遺伝子多型で2型糖尿病罹患の予測能が向上 多目的コホート研究から


詳細は「Diabetic Medicine」2月14日オンライン版に掲載された。
これまで海外や日本の研究で、糖尿病のなりやすさには特定の遺伝子座の一塩基多型(以下、糖尿病感受性遺伝子多型)が関係することが報告されており、GWASでは日本人の2型糖尿病と関係する数十個以上の糖尿病感受性遺伝子多型が同定されている。
しかし、これまでの研究の多くは糖尿病患者と糖尿病を有さない患者との比較によるもので、日本人の一般集団を対象とした検討は十分になされていなかった。
研究グループは今回、JPHC研究に参加した一般住民を長期にわたり前向きに追跡したデータを用いて、糖尿病感受性遺伝子多型による2型糖尿病発症の予測能を検討する前向きの症例対照研究を実施した。

データセットの項目:

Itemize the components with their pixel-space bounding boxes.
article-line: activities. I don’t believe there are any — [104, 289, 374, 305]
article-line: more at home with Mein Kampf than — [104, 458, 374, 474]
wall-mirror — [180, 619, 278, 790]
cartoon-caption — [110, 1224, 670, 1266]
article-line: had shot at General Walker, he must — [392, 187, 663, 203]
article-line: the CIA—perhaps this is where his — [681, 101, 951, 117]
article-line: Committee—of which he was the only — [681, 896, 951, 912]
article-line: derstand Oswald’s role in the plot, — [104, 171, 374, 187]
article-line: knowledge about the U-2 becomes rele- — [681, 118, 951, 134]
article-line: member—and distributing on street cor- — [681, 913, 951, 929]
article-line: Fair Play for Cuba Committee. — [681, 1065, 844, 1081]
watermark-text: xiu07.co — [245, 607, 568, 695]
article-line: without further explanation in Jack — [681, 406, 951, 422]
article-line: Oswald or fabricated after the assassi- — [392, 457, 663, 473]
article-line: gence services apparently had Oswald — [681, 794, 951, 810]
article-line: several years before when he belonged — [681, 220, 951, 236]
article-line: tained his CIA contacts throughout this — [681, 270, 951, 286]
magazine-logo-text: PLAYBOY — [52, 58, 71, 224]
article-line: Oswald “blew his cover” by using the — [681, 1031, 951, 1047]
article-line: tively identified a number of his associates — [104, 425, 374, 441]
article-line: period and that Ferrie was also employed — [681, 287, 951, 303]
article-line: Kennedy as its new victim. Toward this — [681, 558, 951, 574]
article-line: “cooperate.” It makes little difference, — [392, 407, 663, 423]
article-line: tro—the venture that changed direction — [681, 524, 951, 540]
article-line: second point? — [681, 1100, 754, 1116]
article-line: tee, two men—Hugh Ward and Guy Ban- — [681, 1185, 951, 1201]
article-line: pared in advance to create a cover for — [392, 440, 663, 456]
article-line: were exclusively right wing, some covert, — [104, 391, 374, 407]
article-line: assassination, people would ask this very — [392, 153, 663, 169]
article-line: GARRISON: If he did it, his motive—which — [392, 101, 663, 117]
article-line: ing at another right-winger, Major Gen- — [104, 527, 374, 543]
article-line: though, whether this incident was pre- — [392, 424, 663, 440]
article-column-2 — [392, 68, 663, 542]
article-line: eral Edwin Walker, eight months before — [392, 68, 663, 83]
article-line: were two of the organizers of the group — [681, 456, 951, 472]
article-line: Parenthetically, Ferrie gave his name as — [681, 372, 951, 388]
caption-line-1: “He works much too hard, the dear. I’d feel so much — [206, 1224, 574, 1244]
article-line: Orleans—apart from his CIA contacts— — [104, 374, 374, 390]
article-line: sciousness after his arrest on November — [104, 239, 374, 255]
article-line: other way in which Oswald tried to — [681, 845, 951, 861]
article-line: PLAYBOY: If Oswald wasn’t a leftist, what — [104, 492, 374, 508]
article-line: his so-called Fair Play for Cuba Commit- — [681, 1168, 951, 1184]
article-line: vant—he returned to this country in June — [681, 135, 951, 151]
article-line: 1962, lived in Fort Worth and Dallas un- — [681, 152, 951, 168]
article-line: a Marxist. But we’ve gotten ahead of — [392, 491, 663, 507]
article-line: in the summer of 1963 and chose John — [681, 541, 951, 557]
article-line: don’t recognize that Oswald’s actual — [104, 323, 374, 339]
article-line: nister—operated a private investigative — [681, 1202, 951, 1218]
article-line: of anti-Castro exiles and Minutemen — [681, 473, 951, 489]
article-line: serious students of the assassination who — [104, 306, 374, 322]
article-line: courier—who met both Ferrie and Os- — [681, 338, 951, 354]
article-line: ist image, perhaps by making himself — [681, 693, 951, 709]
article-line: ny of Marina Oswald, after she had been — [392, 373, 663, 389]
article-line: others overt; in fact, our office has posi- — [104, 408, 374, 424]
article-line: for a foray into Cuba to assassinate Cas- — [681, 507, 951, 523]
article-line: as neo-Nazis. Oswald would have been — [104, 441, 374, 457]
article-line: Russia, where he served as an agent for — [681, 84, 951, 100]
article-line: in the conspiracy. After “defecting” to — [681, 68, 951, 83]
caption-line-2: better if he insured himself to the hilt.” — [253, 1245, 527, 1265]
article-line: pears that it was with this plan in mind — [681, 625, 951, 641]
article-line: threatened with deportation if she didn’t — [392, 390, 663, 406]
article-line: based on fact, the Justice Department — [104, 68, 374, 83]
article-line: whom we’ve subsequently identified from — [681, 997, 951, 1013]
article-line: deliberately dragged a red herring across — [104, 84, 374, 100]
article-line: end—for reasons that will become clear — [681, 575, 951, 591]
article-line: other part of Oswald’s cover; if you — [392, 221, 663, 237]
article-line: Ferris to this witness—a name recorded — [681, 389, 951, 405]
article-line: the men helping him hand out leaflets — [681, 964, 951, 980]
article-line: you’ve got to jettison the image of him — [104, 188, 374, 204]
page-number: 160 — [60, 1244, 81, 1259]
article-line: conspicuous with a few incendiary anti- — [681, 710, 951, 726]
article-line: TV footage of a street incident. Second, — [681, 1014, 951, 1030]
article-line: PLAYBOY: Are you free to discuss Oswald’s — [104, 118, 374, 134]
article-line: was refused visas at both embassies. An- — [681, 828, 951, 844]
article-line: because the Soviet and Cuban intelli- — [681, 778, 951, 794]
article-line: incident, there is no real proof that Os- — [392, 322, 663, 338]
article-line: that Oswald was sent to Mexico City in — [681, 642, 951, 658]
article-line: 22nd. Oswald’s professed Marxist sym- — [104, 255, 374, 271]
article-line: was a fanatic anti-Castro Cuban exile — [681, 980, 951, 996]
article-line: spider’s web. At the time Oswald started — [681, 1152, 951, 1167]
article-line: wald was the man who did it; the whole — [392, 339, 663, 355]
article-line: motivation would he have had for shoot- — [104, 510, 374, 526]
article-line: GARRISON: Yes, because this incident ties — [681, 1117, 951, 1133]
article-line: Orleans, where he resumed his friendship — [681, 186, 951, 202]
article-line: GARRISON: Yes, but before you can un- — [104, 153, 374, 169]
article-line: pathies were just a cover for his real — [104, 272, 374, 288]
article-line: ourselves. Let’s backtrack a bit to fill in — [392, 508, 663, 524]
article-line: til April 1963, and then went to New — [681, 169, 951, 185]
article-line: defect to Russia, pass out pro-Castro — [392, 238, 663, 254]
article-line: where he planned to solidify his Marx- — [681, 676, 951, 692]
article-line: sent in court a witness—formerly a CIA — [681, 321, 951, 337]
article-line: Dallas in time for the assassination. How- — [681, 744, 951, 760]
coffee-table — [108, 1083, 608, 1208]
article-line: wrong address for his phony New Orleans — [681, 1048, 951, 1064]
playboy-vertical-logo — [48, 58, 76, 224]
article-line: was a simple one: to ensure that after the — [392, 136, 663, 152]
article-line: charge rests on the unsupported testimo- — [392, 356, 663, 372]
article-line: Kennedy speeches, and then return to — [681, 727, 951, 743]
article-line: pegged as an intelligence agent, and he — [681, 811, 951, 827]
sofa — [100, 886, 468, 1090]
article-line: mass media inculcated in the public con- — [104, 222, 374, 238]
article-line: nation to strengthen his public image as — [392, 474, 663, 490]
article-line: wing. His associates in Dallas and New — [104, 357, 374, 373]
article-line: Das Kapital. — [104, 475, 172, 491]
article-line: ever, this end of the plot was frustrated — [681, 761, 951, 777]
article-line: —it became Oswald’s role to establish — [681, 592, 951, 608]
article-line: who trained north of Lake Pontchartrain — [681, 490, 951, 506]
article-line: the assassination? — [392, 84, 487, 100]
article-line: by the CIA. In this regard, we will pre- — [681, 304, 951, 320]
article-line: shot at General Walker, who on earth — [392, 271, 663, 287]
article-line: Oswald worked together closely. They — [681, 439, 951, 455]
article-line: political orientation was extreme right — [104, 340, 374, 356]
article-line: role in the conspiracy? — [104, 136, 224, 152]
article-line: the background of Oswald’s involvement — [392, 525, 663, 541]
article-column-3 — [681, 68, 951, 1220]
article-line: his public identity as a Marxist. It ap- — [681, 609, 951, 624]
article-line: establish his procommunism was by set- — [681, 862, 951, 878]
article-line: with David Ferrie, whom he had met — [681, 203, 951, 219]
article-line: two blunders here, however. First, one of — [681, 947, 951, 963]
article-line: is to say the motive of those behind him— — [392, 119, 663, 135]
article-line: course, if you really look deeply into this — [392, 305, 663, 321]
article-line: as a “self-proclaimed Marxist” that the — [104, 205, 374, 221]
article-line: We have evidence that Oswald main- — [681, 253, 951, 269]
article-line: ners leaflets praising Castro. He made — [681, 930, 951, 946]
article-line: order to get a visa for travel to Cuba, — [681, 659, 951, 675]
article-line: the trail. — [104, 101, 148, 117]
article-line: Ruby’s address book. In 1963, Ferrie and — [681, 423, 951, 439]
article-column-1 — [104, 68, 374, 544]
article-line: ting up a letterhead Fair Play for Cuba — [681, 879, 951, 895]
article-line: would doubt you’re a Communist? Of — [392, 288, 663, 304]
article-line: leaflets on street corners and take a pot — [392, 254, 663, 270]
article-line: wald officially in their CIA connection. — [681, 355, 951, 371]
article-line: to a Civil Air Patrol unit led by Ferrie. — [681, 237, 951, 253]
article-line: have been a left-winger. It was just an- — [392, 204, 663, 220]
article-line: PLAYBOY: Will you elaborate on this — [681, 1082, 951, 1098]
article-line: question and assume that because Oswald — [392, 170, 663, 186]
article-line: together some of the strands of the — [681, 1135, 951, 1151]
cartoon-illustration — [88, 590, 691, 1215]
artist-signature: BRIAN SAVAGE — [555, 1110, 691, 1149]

問題文: 遺伝子多型と2型糖尿病についての引用文を、一字一句変えずに全文書き写せ。 引用文の内容だけを用いよ。

解答:
遺伝子多型で2型糖尿病罹患の予測能が向上 多目的コホート研究から


詳細は「Diabetic Medicine」2月14日オンライン版に掲載された。
これまで海外や日本の研究で、糖尿病のなりやすさには特定の遺伝子座の一塩基多型(以下、糖尿病感受性遺伝子多型)が関係することが報告されており、GWASでは日本人の2型糖尿病と関係する数十個以上の糖尿病感受性遺伝子多型が同定されている。
しかし、これまでの研究の多くは糖尿病患者と糖尿病を有さない患者との比較によるもので、日本人の一般集団を対象とした検討は十分になされていなかった。
研究グループは今回、JPHC研究に参加した一般住民を長期にわたり前向きに追跡したデータを用いて、糖尿病感受性遺伝子多型による2型糖尿病発症の予測能を検討する前向きの症例対照研究を実施した。